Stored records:
==================================================

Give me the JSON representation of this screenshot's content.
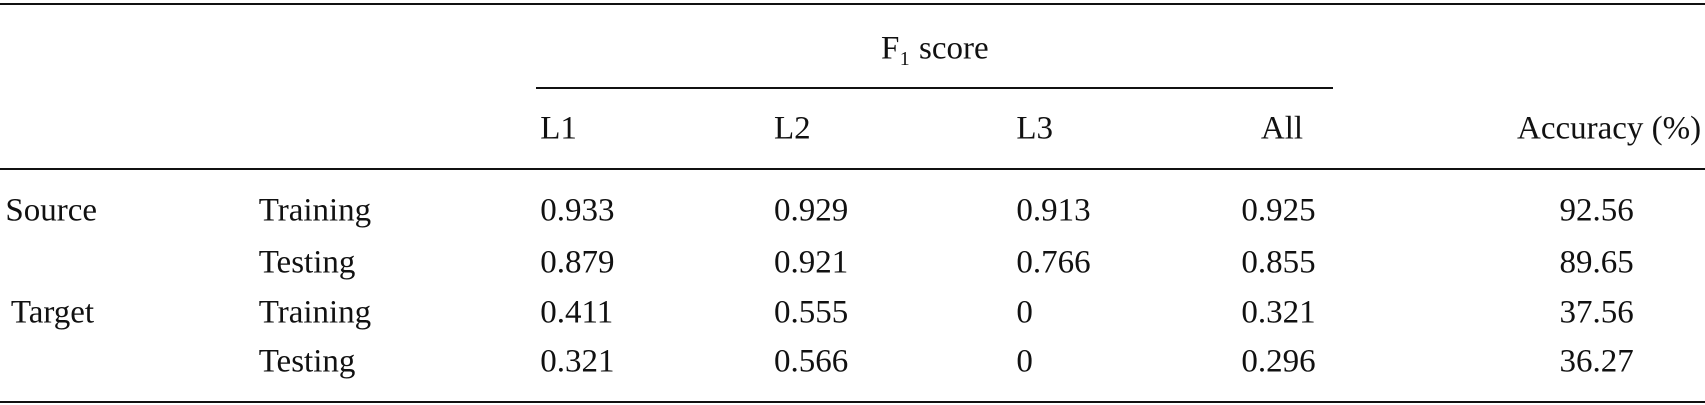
{
  "table": {
    "f1_header": "F₁ score",
    "columns": [
      "L1",
      "L2",
      "L3",
      "All"
    ],
    "accuracy_header": "Accuracy (%)",
    "groups": [
      {
        "name": "Source",
        "rows": [
          {
            "split": "Training",
            "f1": [
              "0.933",
              "0.929",
              "0.913",
              "0.925"
            ],
            "accuracy": "92.56"
          },
          {
            "split": "Testing",
            "f1": [
              "0.879",
              "0.921",
              "0.766",
              "0.855"
            ],
            "accuracy": "89.65"
          }
        ]
      },
      {
        "name": "Target",
        "rows": [
          {
            "split": "Training",
            "f1": [
              "0.411",
              "0.555",
              "0",
              "0.321"
            ],
            "accuracy": "37.56"
          },
          {
            "split": "Testing",
            "f1": [
              "0.321",
              "0.566",
              "0",
              "0.296"
            ],
            "accuracy": "36.27"
          }
        ]
      }
    ]
  }
}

==================================================

* GOAL
Write out the whole listing exactly, and drop the pictures.

* PROBLEM SOLUTION
Give me the JSON representation of this screenshot's content.
{
  "table": {
    "f1_header": "F₁ score",
    "columns": [
      "L1",
      "L2",
      "L3",
      "All"
    ],
    "accuracy_header": "Accuracy (%)",
    "groups": [
      {
        "name": "Source",
        "rows": [
          {
            "split": "Training",
            "f1": [
              "0.933",
              "0.929",
              "0.913",
              "0.925"
            ],
            "accuracy": "92.56"
          },
          {
            "split": "Testing",
            "f1": [
              "0.879",
              "0.921",
              "0.766",
              "0.855"
            ],
            "accuracy": "89.65"
          }
        ]
      },
      {
        "name": "Target",
        "rows": [
          {
            "split": "Training",
            "f1": [
              "0.411",
              "0.555",
              "0",
              "0.321"
            ],
            "accuracy": "37.56"
          },
          {
            "split": "Testing",
            "f1": [
              "0.321",
              "0.566",
              "0",
              "0.296"
            ],
            "accuracy": "36.27"
          }
        ]
      }
    ]
  }
}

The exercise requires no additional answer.